Problem details - Gather the lines below that include the string "screenshot", copying each in full.

Data for this task -
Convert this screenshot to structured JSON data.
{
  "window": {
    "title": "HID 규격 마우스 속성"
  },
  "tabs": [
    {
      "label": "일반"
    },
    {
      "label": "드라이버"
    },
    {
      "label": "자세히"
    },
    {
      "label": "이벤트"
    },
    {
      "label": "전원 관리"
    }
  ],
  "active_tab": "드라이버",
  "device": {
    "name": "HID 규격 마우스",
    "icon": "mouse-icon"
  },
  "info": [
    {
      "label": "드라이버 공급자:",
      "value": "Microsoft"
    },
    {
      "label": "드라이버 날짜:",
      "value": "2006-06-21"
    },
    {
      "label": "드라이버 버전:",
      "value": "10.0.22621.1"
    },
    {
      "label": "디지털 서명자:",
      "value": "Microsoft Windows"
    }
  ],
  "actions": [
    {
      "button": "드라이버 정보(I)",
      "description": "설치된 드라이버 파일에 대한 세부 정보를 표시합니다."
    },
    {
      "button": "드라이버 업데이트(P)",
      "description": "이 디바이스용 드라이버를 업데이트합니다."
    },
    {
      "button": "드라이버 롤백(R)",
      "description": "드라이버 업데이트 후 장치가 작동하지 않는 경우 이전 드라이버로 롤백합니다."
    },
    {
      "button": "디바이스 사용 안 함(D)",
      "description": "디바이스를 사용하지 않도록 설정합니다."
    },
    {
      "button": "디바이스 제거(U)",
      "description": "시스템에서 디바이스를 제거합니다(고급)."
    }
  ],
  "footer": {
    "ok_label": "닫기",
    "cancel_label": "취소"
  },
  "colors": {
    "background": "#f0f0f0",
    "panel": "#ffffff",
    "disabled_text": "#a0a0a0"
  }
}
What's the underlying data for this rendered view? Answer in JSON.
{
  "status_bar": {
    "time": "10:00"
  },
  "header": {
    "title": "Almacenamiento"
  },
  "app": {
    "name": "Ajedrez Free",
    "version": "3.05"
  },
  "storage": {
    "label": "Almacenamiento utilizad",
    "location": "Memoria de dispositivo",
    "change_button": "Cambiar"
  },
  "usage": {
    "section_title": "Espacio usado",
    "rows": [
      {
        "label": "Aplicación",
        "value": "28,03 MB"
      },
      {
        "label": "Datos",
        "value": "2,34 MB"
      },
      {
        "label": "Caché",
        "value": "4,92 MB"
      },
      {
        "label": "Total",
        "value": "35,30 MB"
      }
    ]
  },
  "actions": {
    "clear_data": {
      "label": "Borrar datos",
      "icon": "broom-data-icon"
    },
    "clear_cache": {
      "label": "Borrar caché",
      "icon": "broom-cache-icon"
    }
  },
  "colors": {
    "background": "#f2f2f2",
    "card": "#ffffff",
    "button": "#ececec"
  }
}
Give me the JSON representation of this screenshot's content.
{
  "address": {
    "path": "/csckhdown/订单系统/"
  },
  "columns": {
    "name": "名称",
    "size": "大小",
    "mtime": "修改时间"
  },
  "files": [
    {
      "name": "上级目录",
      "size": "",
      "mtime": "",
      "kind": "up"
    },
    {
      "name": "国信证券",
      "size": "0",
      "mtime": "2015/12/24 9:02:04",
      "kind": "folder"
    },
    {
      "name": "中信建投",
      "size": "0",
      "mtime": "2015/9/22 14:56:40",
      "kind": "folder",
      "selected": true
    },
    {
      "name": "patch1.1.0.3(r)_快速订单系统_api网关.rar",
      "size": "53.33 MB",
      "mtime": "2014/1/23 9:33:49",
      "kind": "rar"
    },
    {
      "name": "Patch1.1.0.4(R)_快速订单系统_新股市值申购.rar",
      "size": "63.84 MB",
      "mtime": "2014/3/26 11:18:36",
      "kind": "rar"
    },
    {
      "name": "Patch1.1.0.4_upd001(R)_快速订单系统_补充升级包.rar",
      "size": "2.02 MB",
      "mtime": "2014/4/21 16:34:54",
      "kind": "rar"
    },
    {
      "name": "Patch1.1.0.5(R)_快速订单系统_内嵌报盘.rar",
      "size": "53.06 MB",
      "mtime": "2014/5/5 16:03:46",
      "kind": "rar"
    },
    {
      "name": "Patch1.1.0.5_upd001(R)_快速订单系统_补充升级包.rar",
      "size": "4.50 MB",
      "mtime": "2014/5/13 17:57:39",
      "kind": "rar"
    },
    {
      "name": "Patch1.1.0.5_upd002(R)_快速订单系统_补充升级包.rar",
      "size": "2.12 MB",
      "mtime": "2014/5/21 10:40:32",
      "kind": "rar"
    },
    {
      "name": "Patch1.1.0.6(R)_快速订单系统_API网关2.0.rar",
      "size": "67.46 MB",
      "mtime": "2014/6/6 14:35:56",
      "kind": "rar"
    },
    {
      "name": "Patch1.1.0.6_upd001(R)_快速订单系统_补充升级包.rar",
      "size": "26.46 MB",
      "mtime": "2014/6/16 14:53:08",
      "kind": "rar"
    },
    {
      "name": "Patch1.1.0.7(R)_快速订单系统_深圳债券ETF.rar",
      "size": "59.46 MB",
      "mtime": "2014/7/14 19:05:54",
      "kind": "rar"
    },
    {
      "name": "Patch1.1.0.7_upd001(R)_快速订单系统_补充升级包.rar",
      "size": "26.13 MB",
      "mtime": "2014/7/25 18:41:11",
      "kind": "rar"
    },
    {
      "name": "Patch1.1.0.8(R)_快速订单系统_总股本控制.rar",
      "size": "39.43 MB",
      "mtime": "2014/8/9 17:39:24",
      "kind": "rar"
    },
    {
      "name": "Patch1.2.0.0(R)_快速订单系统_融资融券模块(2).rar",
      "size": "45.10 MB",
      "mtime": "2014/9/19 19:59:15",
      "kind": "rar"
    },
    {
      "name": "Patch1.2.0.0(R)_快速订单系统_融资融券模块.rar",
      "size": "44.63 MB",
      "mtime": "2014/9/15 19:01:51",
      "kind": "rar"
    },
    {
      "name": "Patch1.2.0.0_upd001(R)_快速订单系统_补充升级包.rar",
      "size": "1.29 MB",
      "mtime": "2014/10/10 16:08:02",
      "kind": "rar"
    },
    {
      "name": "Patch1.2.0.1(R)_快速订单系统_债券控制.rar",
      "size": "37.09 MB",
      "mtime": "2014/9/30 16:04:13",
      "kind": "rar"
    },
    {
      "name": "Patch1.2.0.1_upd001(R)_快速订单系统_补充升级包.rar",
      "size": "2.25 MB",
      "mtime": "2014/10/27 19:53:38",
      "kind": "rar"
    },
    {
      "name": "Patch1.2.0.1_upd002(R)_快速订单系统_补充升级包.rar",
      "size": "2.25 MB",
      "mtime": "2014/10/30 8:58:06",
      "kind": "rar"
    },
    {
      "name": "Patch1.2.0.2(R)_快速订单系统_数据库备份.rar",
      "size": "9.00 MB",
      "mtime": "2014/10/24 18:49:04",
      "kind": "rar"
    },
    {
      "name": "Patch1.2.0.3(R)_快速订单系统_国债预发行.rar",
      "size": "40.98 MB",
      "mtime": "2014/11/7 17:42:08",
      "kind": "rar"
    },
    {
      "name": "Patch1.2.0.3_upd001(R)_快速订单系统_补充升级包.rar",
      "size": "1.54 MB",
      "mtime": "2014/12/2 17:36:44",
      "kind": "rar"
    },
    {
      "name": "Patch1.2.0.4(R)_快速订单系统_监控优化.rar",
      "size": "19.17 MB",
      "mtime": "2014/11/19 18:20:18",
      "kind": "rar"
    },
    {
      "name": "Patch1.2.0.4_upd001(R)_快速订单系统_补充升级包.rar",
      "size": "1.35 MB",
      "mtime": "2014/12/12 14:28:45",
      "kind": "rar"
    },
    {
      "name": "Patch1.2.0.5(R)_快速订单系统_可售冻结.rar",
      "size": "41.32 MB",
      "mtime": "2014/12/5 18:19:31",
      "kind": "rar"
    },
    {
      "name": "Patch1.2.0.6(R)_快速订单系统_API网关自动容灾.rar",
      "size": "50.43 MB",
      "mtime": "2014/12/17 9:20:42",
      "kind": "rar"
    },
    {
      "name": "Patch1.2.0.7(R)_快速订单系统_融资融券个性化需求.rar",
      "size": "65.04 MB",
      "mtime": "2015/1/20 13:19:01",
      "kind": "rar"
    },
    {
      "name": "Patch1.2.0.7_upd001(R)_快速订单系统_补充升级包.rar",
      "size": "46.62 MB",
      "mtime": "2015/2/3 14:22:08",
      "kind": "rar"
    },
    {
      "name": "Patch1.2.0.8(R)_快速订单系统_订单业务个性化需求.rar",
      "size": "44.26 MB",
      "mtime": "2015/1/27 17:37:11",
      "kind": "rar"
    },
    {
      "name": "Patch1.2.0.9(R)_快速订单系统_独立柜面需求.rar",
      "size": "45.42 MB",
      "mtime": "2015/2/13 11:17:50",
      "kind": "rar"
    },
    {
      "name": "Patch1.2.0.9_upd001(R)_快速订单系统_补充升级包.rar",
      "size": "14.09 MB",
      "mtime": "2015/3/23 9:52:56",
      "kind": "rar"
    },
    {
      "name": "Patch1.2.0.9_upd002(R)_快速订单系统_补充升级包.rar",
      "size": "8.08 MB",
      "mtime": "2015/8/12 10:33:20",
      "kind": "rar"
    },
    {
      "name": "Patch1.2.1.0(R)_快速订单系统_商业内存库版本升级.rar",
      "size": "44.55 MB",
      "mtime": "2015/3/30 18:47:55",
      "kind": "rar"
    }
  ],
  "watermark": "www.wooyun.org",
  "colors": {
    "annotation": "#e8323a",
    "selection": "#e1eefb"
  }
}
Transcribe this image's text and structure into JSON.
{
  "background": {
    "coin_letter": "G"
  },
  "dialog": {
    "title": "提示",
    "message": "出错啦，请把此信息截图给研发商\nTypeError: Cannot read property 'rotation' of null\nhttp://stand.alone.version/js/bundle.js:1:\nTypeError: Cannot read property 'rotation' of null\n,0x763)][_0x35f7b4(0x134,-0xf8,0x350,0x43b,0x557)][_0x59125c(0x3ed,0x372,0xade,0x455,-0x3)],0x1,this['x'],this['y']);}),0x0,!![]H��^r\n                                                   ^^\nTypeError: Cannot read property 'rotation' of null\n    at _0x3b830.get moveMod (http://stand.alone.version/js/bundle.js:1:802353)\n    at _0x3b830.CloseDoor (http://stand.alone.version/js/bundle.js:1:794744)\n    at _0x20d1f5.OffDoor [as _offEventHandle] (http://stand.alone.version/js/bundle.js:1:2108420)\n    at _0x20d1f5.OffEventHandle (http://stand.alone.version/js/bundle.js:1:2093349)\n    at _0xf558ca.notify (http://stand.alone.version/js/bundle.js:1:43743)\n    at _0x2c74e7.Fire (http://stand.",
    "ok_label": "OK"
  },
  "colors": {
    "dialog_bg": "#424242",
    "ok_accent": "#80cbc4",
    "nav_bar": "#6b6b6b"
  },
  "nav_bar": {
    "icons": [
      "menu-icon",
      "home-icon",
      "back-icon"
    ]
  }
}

Written solution -
Convert this screenshot to structured JSON data.
Give me the JSON representation of this screenshot's content.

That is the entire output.